(Stored data)
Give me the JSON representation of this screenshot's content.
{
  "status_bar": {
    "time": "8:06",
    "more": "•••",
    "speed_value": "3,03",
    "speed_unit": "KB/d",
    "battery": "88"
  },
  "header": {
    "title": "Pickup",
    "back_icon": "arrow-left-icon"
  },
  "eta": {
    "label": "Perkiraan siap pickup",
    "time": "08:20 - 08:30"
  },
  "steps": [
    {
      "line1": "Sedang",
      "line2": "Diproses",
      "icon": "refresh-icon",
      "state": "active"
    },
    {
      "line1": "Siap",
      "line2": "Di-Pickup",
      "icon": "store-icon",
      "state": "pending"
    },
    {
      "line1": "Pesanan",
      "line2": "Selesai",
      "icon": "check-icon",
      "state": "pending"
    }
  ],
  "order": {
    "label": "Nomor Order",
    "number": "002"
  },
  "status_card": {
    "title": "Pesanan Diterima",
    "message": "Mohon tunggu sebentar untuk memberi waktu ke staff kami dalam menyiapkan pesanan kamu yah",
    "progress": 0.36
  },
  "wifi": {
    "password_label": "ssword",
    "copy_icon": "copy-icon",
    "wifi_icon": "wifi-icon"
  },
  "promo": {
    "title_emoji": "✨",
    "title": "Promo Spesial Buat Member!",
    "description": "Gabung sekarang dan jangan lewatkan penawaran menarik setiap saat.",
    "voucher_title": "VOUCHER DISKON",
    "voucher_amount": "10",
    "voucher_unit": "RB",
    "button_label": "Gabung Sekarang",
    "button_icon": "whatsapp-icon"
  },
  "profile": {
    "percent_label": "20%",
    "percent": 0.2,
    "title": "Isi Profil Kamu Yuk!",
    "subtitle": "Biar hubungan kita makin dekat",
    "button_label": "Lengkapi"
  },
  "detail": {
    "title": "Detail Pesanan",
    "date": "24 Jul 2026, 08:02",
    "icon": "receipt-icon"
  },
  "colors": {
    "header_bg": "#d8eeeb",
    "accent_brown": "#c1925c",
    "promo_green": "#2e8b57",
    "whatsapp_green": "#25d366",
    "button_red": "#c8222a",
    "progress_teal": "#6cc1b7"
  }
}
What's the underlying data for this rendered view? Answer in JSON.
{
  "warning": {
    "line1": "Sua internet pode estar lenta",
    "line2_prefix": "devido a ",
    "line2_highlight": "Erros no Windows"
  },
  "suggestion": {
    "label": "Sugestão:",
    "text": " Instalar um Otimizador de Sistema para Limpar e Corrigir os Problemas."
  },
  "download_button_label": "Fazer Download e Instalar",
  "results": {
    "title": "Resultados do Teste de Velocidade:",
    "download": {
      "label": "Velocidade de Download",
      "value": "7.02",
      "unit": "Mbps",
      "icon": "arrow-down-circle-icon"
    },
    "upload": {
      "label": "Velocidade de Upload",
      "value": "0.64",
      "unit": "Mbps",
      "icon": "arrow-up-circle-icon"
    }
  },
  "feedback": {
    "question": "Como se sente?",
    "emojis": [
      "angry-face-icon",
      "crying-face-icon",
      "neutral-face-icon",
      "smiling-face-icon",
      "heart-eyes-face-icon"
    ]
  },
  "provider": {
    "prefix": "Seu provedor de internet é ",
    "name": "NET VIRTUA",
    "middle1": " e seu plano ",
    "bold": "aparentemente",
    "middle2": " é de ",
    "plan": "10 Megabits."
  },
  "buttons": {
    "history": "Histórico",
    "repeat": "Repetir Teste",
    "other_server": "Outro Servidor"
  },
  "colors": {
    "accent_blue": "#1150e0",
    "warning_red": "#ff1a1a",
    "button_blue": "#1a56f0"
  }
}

[Problem statement]
Reproduce the data in its entirety, matching each character.

[Output for this task]
Give me the JSON representation of this screenshot's content.
{
  "status_bar": {
    "time": "8:06",
    "more": "•••",
    "speed_value": "3,03",
    "speed_unit": "KB/d",
    "battery": "88"
  },
  "header": {
    "title": "Pickup",
    "back_icon": "arrow-left-icon"
  },
  "eta": {
    "label": "Perkiraan siap pickup",
    "time": "08:20 - 08:30"
  },
  "steps": [
    {
      "line1": "Sedang",
      "line2": "Diproses",
      "icon": "refresh-icon",
      "state": "active"
    },
    {
      "line1": "Siap",
      "line2": "Di-Pickup",
      "icon": "store-icon",
      "state": "pending"
    },
    {
      "line1": "Pesanan",
      "line2": "Selesai",
      "icon": "check-icon",
      "state": "pending"
    }
  ],
  "order": {
    "label": "Nomor Order",
    "number": "002"
  },
  "status_card": {
    "title": "Pesanan Diterima",
    "message": "Mohon tunggu sebentar untuk memberi waktu ke staff kami dalam menyiapkan pesanan kamu yah",
    "progress": 0.36
  },
  "wifi": {
    "password_label": "ssword",
    "copy_icon": "copy-icon",
    "wifi_icon": "wifi-icon"
  },
  "promo": {
    "title_emoji": "✨",
    "title": "Promo Spesial Buat Member!",
    "description": "Gabung sekarang dan jangan lewatkan penawaran menarik setiap saat.",
    "voucher_title": "VOUCHER DISKON",
    "voucher_amount": "10",
    "voucher_unit": "RB",
    "button_label": "Gabung Sekarang",
    "button_icon": "whatsapp-icon"
  },
  "profile": {
    "percent_label": "20%",
    "percent": 0.2,
    "title": "Isi Profil Kamu Yuk!",
    "subtitle": "Biar hubungan kita makin dekat",
    "button_label": "Lengkapi"
  },
  "detail": {
    "title": "Detail Pesanan",
    "date": "24 Jul 2026, 08:02",
    "icon": "receipt-icon"
  },
  "colors": {
    "header_bg": "#d8eeeb",
    "accent_brown": "#c1925c",
    "promo_green": "#2e8b57",
    "whatsapp_green": "#25d366",
    "button_red": "#c8222a",
    "progress_teal": "#6cc1b7"
  }
}
What's the underlying data for this rendered view? Answer in JSON.
{
  "warning": {
    "line1": "Sua internet pode estar lenta",
    "line2_prefix": "devido a ",
    "line2_highlight": "Erros no Windows"
  },
  "suggestion": {
    "label": "Sugestão:",
    "text": " Instalar um Otimizador de Sistema para Limpar e Corrigir os Problemas."
  },
  "download_button_label": "Fazer Download e Instalar",
  "results": {
    "title": "Resultados do Teste de Velocidade:",
    "download": {
      "label": "Velocidade de Download",
      "value": "7.02",
      "unit": "Mbps",
      "icon": "arrow-down-circle-icon"
    },
    "upload": {
      "label": "Velocidade de Upload",
      "value": "0.64",
      "unit": "Mbps",
      "icon": "arrow-up-circle-icon"
    }
  },
  "feedback": {
    "question": "Como se sente?",
    "emojis": [
      "angry-face-icon",
      "crying-face-icon",
      "neutral-face-icon",
      "smiling-face-icon",
      "heart-eyes-face-icon"
    ]
  },
  "provider": {
    "prefix": "Seu provedor de internet é ",
    "name": "NET VIRTUA",
    "middle1": " e seu plano ",
    "bold": "aparentemente",
    "middle2": " é de ",
    "plan": "10 Megabits."
  },
  "buttons": {
    "history": "Histórico",
    "repeat": "Repetir Teste",
    "other_server": "Outro Servidor"
  },
  "colors": {
    "accent_blue": "#1150e0",
    "warning_red": "#ff1a1a",
    "button_blue": "#1a56f0"
  }
}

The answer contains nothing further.